__DATASET__.
=-=-=

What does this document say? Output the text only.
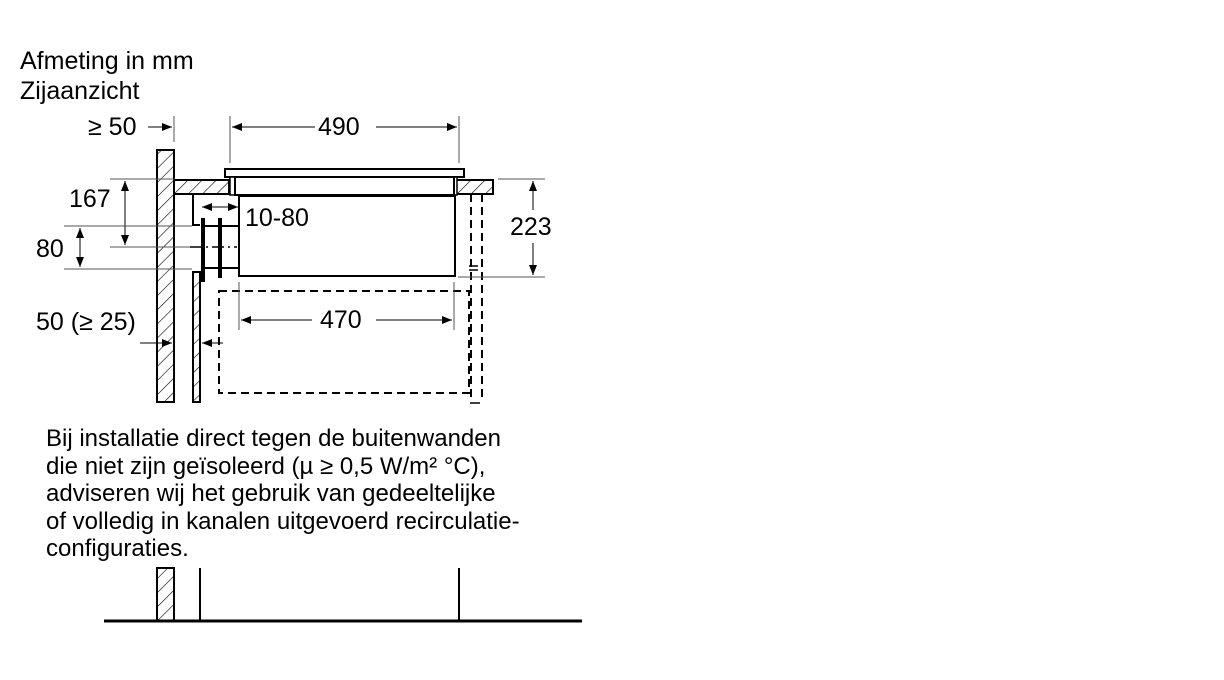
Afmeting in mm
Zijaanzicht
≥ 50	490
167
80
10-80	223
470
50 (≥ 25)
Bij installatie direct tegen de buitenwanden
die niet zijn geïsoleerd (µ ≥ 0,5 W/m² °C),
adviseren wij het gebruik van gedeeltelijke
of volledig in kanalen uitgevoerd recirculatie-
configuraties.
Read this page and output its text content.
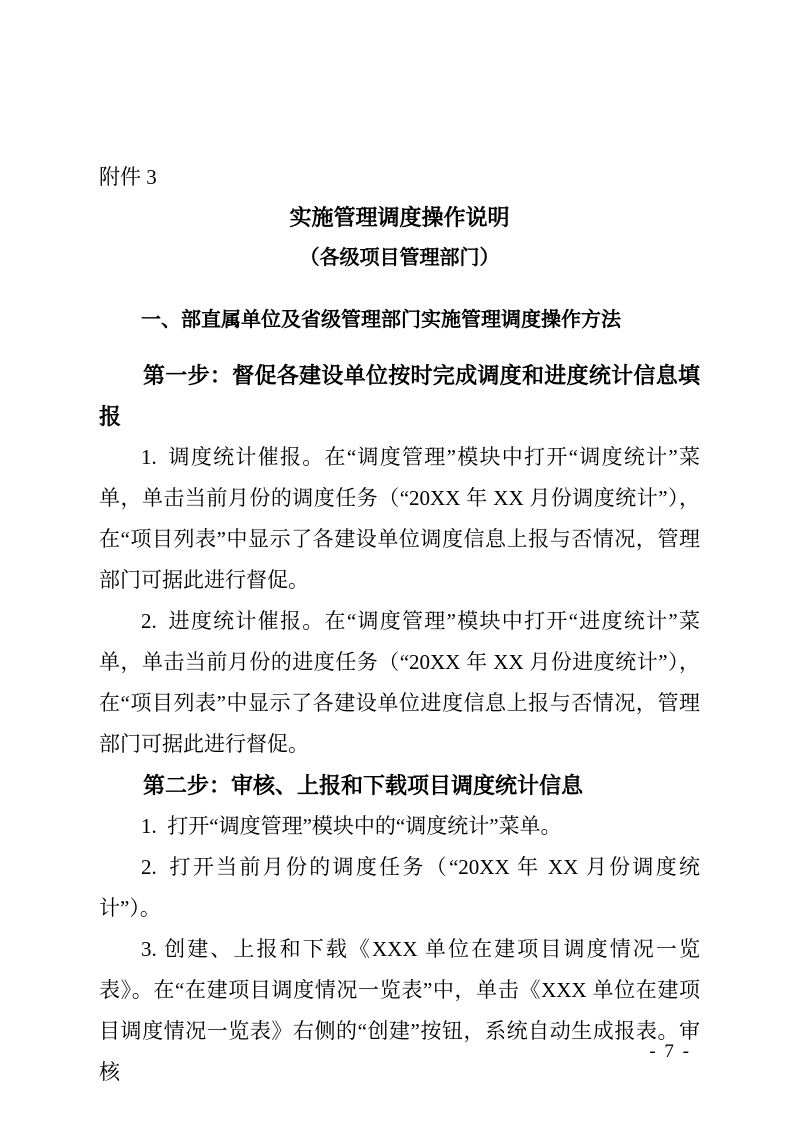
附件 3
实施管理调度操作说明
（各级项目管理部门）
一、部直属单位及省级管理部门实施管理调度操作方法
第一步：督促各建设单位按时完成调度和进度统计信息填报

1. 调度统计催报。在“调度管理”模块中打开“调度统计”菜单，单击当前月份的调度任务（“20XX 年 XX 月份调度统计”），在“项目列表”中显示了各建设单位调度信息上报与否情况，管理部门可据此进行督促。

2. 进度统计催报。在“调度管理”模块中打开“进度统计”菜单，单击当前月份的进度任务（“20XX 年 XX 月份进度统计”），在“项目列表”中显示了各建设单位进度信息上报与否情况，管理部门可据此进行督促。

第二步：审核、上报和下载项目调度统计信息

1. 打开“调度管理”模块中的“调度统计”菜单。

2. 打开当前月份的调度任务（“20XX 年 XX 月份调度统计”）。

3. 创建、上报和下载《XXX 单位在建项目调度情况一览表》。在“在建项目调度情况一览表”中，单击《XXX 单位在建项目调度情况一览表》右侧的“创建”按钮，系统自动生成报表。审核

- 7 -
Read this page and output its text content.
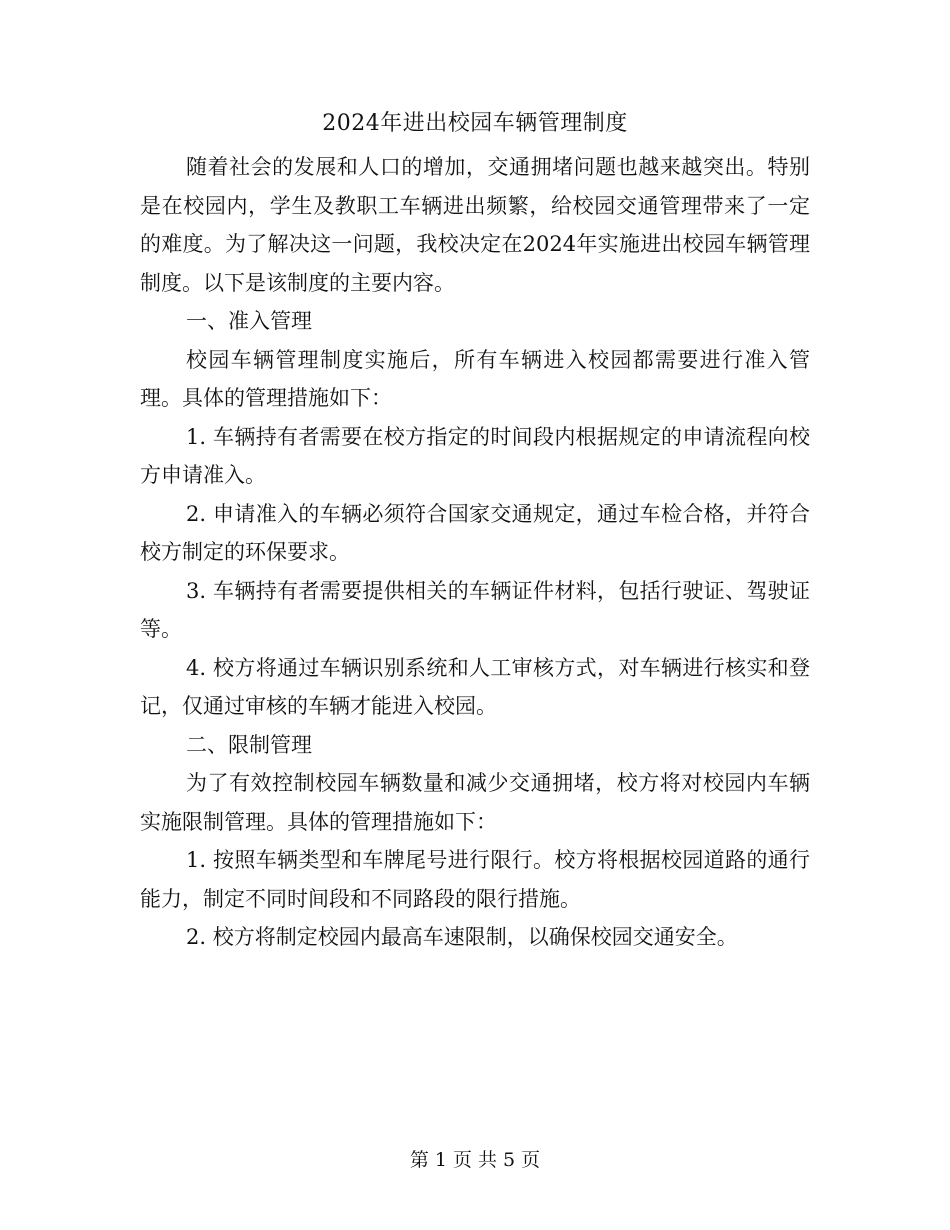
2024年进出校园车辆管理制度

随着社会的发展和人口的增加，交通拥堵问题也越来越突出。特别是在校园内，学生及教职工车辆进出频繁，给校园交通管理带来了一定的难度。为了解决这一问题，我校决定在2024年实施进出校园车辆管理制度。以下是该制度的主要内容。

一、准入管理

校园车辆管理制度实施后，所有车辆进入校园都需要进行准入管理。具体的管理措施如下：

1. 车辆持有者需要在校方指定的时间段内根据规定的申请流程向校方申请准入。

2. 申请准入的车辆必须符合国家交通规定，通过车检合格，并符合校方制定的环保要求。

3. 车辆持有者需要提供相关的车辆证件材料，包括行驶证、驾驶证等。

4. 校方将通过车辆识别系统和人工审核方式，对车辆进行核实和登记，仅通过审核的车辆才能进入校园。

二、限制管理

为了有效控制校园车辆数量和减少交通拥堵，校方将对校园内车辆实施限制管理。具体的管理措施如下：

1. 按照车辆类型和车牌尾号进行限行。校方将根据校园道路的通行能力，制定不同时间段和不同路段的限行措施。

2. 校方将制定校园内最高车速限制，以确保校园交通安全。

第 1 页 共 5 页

=-=-=

__YOUR GOAL__. Track down every line with the word "月份调度统计" and copy it.

__TASK SOLUTION__.
1. 调度统计催报。在“调度管理”模块中打开“调度统计”菜单，单击当前月份的调度任务（“20XX 年 XX 月份调度统计”），在“项目列表”中显示了各建设单位调度信息上报与否情况，管理部门可据此进行督促。
2. 打开当前月份的调度任务（“20XX 年 XX 月份调度统计”）。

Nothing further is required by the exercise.